──────── LISTED RECORDS ────────

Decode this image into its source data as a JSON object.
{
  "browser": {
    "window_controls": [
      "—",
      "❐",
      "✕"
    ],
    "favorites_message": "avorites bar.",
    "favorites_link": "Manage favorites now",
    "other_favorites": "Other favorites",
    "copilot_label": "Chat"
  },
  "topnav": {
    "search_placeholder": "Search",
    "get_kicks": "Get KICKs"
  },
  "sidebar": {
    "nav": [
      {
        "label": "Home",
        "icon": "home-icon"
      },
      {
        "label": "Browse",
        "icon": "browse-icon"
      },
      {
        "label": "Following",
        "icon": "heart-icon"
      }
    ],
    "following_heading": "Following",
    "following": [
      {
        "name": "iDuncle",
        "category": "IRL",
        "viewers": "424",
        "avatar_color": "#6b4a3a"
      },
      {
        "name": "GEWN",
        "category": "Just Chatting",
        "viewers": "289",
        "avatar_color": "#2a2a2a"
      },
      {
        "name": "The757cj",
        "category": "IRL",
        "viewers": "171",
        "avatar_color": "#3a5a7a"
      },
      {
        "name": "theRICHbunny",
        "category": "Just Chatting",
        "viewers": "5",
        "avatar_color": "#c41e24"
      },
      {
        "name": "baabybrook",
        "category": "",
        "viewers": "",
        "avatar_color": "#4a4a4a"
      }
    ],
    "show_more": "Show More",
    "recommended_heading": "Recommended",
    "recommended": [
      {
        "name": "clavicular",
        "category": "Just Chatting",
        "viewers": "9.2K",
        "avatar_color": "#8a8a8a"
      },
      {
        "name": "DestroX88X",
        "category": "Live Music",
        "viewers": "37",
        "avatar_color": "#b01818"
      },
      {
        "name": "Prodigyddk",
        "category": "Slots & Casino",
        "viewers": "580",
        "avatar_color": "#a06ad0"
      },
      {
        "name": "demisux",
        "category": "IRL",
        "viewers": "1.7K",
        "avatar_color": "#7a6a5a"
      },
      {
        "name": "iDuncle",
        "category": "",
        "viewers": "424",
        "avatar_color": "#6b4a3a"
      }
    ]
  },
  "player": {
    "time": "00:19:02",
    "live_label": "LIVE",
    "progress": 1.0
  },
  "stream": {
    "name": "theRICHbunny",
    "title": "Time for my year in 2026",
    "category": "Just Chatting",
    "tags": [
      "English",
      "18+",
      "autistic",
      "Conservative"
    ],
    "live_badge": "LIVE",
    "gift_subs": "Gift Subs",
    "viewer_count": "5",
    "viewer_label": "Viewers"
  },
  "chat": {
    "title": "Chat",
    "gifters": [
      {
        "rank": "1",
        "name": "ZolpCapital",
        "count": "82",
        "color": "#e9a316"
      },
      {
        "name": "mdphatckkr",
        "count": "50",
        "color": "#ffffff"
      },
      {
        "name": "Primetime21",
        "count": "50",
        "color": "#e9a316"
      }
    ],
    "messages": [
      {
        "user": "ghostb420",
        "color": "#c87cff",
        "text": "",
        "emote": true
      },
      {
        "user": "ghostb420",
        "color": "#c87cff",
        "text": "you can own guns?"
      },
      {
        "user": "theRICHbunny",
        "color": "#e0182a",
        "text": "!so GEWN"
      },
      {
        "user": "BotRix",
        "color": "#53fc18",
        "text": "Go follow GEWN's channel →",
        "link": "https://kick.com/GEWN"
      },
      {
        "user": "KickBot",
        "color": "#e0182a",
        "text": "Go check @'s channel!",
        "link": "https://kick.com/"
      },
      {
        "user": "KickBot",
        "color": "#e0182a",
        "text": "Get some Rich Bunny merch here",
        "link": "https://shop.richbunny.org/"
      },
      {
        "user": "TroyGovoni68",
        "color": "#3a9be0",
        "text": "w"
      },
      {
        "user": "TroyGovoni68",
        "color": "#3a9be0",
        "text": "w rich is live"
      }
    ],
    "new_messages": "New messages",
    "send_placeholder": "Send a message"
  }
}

────────

Pick out the lines that have the word "title". Copy them all.

    "title": "Time for my year in 2026",
    "title": "Chat",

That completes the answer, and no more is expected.